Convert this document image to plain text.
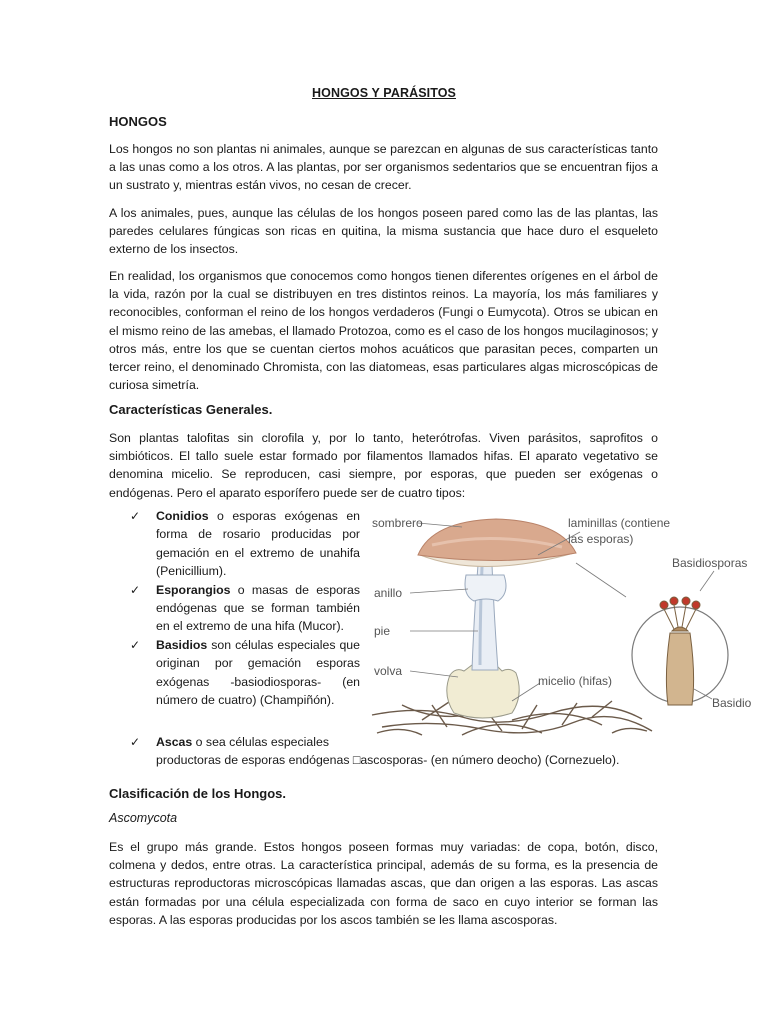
HONGOS Y PARÁSITOS
HONGOS

Los hongos no son plantas ni animales, aunque se parezcan en algunas de sus características tanto a las unas como a los otros. A las plantas, por ser organismos sedentarios que se encuentran fijos a un sustrato y, mientras están vivos, no cesan de crecer.

A los animales, pues, aunque las células de los hongos poseen pared como las de las plantas, las paredes celulares fúngicas son ricas en quitina, la misma sustancia que hace duro el esqueleto externo de los insectos.

En realidad, los organismos que conocemos como hongos tienen diferentes orígenes en el árbol de la vida, razón por la cual se distribuyen en tres distintos reinos. La mayoría, los más familiares y reconocibles, conforman el reino de los hongos verdaderos (Fungi o Eumycota). Otros se ubican en el mismo reino de las amebas, el llamado Protozoa, como es el caso de los hongos mucilaginosos; y otros más, entre los que se cuentan ciertos mohos acuáticos que parasitan peces, comparten un tercer reino, el denominado Chromista, con las diatomeas, esas particulares algas microscópicas de curiosa simetría.

Características Generales.

Son plantas talofitas sin clorofila y, por lo tanto, heterótrofas. Viven parásitos, saprofitos o simbióticos. El tallo suele estar formado por filamentos llamados hifas. El aparato vegetativo se denomina micelio. Se reproducen, casi siempre, por esporas, que pueden ser exógenas o endógenas. Pero el aparato esporífero puede ser de cuatro tipos:

✓ Conidios o esporas exógenas en forma de rosario producidas por gemación en el extremo de unahifa (Penicillium).
✓ Esporangios o masas de esporas endógenas que se forman también en el extremo de una hifa (Mucor).
✓ Basidios son células especiales que originan por gemación esporas exógenas -basiodiosporas- (en número de cuatro) (Champiñón).
✓ Ascas o sea células especiales
productoras de esporas endógenas □ascosporas- (en número deocho) (Cornezuelo).
sombrero	laminillas (contiene
las esporas)
Basidiosporas
anillo
pie
volva
micelio (hifas)
Basidio
Clasificación de los Hongos.
Ascomycota

Es el grupo más grande. Estos hongos poseen formas muy variadas: de copa, botón, disco, colmena y dedos, entre otras. La característica principal, además de su forma, es la presencia de estructuras reproductoras microscópicas llamadas ascas, que dan origen a las esporas. Las ascas están formadas por una célula especializada con forma de saco en cuyo interior se forman las esporas. A las esporas producidas por los ascos también se les llama ascosporas.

-- -- --

- **WHAT THE TASK ASKS**
Go over the data above and copy every line that has the word "extremo" in it.

- **WRITTEN SOLUTION**
✓ Conidios o esporas exógenas en forma de rosario producidas por gemación en el extremo de unahifa (Penicillium).
✓ Esporangios o masas de esporas endógenas que se forman también en el extremo de una hifa (Mucor).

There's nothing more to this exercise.